━━━━━ Provided information

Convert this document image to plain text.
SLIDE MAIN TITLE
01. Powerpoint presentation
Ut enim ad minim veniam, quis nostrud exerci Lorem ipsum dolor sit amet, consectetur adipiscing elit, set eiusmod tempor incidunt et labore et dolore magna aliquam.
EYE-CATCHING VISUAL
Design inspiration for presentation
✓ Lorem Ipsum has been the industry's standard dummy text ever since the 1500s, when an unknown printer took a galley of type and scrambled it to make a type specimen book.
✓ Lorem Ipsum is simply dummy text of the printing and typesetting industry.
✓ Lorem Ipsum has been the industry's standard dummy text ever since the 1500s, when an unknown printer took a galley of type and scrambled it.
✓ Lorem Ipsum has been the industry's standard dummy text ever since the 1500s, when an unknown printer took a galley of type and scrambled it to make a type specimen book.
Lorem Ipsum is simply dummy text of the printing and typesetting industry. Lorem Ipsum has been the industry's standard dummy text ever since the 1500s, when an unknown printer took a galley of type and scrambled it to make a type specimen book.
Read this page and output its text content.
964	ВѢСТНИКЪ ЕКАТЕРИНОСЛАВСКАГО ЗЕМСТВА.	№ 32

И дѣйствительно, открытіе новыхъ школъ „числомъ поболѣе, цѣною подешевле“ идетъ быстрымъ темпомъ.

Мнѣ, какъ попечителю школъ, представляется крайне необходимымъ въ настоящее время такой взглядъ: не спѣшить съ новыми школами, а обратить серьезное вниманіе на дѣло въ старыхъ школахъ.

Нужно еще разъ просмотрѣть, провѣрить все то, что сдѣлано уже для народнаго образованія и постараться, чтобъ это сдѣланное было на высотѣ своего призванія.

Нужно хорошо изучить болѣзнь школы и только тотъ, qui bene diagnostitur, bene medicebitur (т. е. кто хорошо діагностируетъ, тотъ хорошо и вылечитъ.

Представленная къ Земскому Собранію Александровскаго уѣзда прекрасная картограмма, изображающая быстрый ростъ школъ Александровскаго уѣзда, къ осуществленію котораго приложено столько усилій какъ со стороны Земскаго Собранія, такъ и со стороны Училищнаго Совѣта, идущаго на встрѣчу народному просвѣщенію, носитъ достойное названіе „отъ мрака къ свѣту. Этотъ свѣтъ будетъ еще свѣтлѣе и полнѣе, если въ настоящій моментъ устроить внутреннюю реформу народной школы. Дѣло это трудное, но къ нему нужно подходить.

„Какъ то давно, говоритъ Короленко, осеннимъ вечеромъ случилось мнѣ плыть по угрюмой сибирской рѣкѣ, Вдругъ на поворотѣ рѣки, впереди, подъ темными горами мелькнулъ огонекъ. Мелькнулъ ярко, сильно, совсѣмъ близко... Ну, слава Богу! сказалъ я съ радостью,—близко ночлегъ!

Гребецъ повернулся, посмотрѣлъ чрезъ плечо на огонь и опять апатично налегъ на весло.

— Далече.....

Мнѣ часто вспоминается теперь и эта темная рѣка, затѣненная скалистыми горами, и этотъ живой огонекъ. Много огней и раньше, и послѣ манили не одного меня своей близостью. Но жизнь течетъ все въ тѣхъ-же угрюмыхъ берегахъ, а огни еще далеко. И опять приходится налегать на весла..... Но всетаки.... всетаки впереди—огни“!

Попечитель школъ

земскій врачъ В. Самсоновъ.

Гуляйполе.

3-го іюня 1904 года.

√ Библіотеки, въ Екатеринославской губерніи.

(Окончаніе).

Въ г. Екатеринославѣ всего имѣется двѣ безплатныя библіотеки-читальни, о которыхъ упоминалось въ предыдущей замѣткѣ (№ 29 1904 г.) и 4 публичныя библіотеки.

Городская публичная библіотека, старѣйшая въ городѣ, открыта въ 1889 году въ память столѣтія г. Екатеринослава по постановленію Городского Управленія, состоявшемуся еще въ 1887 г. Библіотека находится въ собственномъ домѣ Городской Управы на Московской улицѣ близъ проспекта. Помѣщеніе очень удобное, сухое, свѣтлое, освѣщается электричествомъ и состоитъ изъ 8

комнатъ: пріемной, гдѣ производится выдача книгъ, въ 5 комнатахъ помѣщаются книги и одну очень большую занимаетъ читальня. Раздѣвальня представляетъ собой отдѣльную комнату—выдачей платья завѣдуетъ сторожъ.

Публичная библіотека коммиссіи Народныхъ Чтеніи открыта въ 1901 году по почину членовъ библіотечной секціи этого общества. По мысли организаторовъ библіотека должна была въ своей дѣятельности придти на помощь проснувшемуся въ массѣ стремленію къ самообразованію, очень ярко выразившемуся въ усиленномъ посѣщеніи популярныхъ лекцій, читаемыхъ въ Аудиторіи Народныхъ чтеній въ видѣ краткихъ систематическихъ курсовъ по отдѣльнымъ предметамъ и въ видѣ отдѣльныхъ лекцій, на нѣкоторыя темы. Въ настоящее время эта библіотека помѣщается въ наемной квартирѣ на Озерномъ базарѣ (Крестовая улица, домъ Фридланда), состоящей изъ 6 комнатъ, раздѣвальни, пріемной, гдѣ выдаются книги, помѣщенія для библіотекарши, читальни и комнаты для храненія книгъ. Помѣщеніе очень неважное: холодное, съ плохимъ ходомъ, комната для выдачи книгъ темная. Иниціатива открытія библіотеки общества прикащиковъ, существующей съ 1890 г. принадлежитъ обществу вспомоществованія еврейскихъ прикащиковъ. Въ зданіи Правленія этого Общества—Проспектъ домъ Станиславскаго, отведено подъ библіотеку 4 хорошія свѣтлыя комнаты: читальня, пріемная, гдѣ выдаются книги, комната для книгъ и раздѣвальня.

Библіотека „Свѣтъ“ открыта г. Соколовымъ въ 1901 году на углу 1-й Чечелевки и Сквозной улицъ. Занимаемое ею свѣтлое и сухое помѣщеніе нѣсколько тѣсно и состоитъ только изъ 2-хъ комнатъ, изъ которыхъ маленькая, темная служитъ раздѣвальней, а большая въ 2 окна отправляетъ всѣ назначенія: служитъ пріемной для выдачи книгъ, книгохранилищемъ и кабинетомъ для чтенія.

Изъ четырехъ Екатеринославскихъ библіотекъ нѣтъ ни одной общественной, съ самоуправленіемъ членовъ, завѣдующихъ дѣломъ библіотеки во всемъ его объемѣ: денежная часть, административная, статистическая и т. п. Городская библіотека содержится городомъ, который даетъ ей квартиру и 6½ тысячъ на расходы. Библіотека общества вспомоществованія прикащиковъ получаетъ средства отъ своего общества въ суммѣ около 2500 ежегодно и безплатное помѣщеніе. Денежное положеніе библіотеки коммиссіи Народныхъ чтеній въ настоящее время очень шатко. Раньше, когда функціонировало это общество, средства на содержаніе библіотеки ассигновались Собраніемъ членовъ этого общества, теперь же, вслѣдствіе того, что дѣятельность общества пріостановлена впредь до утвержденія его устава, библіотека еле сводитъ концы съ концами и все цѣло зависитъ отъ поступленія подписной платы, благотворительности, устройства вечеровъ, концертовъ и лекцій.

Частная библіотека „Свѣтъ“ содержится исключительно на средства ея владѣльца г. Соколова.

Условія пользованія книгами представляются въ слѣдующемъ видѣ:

━━━━━━━━━━

> The request: Find the string "printing" in the records, then copy each line where it occurs.

> Exercise output:
✓ Lorem Ipsum is simply dummy text of the printing and typesetting industry.
Lorem Ipsum is simply dummy text of the printing and typesetting industry. Lorem Ipsum has been the industry's standard dummy text ever since the 1500s, when an unknown printer took a galley of type and scrambled it to make a type specimen book.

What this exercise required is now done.